Task>
Search the data for the word "name" and copy every line that contains it.

[Some records]
::::::
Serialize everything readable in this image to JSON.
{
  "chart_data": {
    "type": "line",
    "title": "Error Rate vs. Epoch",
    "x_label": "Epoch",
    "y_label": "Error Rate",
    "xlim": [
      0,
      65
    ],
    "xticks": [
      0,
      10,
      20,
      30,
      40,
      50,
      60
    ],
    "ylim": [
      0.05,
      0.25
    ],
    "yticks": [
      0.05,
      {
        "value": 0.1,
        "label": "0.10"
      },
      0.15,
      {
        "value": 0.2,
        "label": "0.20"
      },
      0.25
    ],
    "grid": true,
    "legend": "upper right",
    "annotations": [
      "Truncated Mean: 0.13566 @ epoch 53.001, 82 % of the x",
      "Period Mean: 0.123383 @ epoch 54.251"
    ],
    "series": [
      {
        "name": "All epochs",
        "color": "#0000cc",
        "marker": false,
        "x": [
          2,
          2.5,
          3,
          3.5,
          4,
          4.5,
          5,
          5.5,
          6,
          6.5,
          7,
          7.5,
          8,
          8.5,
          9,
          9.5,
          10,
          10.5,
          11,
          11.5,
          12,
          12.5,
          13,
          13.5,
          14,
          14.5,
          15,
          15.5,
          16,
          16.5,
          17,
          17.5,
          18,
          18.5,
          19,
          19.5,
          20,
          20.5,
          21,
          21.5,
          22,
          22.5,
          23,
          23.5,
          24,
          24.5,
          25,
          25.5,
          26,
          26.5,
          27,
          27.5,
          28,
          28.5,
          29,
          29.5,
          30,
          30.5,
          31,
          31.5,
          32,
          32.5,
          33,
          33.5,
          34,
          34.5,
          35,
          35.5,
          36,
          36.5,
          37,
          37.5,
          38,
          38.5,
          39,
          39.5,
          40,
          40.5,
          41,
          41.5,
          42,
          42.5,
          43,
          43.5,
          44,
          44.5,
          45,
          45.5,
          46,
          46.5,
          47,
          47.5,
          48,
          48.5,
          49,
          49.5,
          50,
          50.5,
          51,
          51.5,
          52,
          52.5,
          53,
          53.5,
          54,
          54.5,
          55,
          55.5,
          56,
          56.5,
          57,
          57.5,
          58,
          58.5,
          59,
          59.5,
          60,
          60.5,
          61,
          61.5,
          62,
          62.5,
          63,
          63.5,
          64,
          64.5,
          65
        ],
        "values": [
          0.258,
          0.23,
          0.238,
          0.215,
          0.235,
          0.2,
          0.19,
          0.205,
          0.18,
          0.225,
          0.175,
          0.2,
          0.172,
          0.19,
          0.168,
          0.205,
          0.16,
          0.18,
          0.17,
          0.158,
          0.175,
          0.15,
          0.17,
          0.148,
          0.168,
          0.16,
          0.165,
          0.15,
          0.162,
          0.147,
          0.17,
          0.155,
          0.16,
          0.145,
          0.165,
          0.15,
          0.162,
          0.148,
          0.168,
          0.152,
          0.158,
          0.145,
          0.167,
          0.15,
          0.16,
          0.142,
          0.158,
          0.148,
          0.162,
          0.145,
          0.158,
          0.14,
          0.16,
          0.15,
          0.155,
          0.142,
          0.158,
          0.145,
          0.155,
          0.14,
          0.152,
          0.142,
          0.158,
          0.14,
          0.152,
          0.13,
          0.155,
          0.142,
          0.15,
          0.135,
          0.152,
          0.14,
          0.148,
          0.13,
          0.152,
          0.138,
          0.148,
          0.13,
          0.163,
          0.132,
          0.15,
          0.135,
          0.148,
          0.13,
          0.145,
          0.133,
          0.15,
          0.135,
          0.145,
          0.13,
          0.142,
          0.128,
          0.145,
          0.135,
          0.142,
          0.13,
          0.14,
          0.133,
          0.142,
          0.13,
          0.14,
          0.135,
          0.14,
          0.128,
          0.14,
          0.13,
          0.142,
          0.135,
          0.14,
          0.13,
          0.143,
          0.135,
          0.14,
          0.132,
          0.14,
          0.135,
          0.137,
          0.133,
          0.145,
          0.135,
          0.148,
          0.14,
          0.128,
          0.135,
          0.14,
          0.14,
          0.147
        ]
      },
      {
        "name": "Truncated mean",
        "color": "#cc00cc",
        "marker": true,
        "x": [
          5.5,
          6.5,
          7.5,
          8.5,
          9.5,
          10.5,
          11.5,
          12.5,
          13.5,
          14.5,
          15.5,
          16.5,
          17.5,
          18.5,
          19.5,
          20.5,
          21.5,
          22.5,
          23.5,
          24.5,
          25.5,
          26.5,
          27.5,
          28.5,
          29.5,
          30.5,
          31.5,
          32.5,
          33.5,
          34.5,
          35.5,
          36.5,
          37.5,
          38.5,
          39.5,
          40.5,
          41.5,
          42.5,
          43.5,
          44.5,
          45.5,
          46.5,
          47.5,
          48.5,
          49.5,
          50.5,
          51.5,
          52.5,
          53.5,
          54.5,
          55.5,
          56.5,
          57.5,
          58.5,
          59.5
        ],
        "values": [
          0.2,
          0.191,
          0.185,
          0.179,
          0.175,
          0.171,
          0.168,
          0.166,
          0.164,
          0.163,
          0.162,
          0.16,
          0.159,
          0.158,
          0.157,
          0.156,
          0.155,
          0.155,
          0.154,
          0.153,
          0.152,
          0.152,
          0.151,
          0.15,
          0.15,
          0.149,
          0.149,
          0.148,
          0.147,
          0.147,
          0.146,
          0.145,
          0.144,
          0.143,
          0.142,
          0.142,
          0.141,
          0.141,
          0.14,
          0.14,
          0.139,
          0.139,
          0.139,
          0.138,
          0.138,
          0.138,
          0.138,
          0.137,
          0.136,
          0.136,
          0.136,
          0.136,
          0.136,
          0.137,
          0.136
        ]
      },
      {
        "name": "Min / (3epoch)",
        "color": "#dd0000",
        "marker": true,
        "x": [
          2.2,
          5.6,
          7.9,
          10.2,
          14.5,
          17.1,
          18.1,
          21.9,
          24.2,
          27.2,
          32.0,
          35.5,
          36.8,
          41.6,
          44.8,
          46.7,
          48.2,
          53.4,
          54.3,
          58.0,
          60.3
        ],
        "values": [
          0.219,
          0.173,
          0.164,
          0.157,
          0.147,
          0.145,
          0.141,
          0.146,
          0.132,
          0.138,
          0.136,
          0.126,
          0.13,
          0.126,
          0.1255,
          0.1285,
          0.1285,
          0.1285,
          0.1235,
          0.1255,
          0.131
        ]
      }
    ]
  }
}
::::::
Correct output>
        "name": "All epochs",
        "name": "Truncated mean",
        "name": "Min / (3epoch)",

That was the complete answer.